Given data:
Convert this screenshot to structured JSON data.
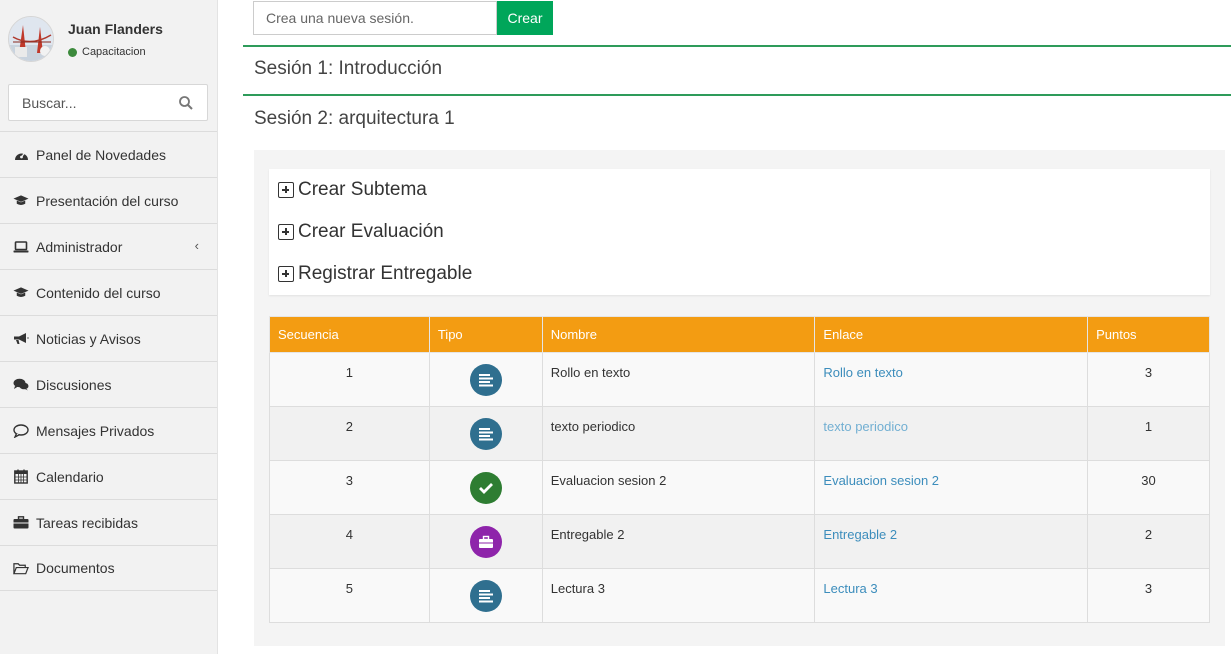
{
  "user": {
    "name": "Juan Flanders",
    "status": "Capacitacion"
  },
  "search": {
    "placeholder": "Buscar..."
  },
  "sidebar": {
    "items": [
      {
        "label": "Panel de Novedades",
        "icon": "dashboard-icon"
      },
      {
        "label": "Presentación del curso",
        "icon": "graduation-cap-icon"
      },
      {
        "label": "Administrador",
        "icon": "laptop-icon"
      },
      {
        "label": "Contenido del curso",
        "icon": "graduation-cap-icon"
      },
      {
        "label": "Noticias y Avisos",
        "icon": "bullhorn-icon"
      },
      {
        "label": "Discusiones",
        "icon": "comments-icon"
      },
      {
        "label": "Mensajes Privados",
        "icon": "comment-icon"
      },
      {
        "label": "Calendario",
        "icon": "calendar-icon"
      },
      {
        "label": "Tareas recibidas",
        "icon": "briefcase-icon"
      },
      {
        "label": "Documentos",
        "icon": "folder-open-icon"
      }
    ]
  },
  "new_session": {
    "placeholder": "Crea una nueva sesión.",
    "button": "Crear"
  },
  "sessions": [
    {
      "title": "Sesión 1: Introducción"
    },
    {
      "title": "Sesión 2: arquitectura 1"
    }
  ],
  "actions": {
    "crear_subtema": "Crear Subtema",
    "crear_evaluacion": "Crear Evaluación",
    "registrar_entregable": "Registrar Entregable"
  },
  "table": {
    "headers": [
      "Secuencia",
      "Tipo",
      "Nombre",
      "Enlace",
      "Puntos"
    ],
    "rows": [
      {
        "secuencia": "1",
        "tipo": "lectura",
        "nombre": "Rollo en texto",
        "enlace": "Rollo en texto",
        "puntos": "3"
      },
      {
        "secuencia": "2",
        "tipo": "lectura",
        "nombre": "texto periodico",
        "enlace": "texto periodico",
        "puntos": "1"
      },
      {
        "secuencia": "3",
        "tipo": "evaluacion",
        "nombre": "Evaluacion sesion 2",
        "enlace": "Evaluacion sesion 2",
        "puntos": "30"
      },
      {
        "secuencia": "4",
        "tipo": "entregable",
        "nombre": "Entregable 2",
        "enlace": "Entregable 2",
        "puntos": "2"
      },
      {
        "secuencia": "5",
        "tipo": "lectura",
        "nombre": "Lectura 3",
        "enlace": "Lectura 3",
        "puntos": "3"
      }
    ]
  },
  "colors": {
    "accent_green": "#00a65a",
    "session_border": "#2e9b5a",
    "table_header": "#f39c12",
    "link": "#3c8dbc",
    "lectura_icon": "#2f6f8f",
    "evaluacion_icon": "#2e7d32",
    "entregable_icon": "#8e24aa"
  }
}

Exercise objective:
Write out the entries above word for word. Do not include the pictures.

Response to this exercise:
Convert this screenshot to structured JSON data.
{
  "user": {
    "name": "Juan Flanders",
    "status": "Capacitacion"
  },
  "search": {
    "placeholder": "Buscar..."
  },
  "sidebar": {
    "items": [
      {
        "label": "Panel de Novedades",
        "icon": "dashboard-icon"
      },
      {
        "label": "Presentación del curso",
        "icon": "graduation-cap-icon"
      },
      {
        "label": "Administrador",
        "icon": "laptop-icon"
      },
      {
        "label": "Contenido del curso",
        "icon": "graduation-cap-icon"
      },
      {
        "label": "Noticias y Avisos",
        "icon": "bullhorn-icon"
      },
      {
        "label": "Discusiones",
        "icon": "comments-icon"
      },
      {
        "label": "Mensajes Privados",
        "icon": "comment-icon"
      },
      {
        "label": "Calendario",
        "icon": "calendar-icon"
      },
      {
        "label": "Tareas recibidas",
        "icon": "briefcase-icon"
      },
      {
        "label": "Documentos",
        "icon": "folder-open-icon"
      }
    ]
  },
  "new_session": {
    "placeholder": "Crea una nueva sesión.",
    "button": "Crear"
  },
  "sessions": [
    {
      "title": "Sesión 1: Introducción"
    },
    {
      "title": "Sesión 2: arquitectura 1"
    }
  ],
  "actions": {
    "crear_subtema": "Crear Subtema",
    "crear_evaluacion": "Crear Evaluación",
    "registrar_entregable": "Registrar Entregable"
  },
  "table": {
    "headers": [
      "Secuencia",
      "Tipo",
      "Nombre",
      "Enlace",
      "Puntos"
    ],
    "rows": [
      {
        "secuencia": "1",
        "tipo": "lectura",
        "nombre": "Rollo en texto",
        "enlace": "Rollo en texto",
        "puntos": "3"
      },
      {
        "secuencia": "2",
        "tipo": "lectura",
        "nombre": "texto periodico",
        "enlace": "texto periodico",
        "puntos": "1"
      },
      {
        "secuencia": "3",
        "tipo": "evaluacion",
        "nombre": "Evaluacion sesion 2",
        "enlace": "Evaluacion sesion 2",
        "puntos": "30"
      },
      {
        "secuencia": "4",
        "tipo": "entregable",
        "nombre": "Entregable 2",
        "enlace": "Entregable 2",
        "puntos": "2"
      },
      {
        "secuencia": "5",
        "tipo": "lectura",
        "nombre": "Lectura 3",
        "enlace": "Lectura 3",
        "puntos": "3"
      }
    ]
  },
  "colors": {
    "accent_green": "#00a65a",
    "session_border": "#2e9b5a",
    "table_header": "#f39c12",
    "link": "#3c8dbc",
    "lectura_icon": "#2f6f8f",
    "evaluacion_icon": "#2e7d32",
    "entregable_icon": "#8e24aa"
  }
}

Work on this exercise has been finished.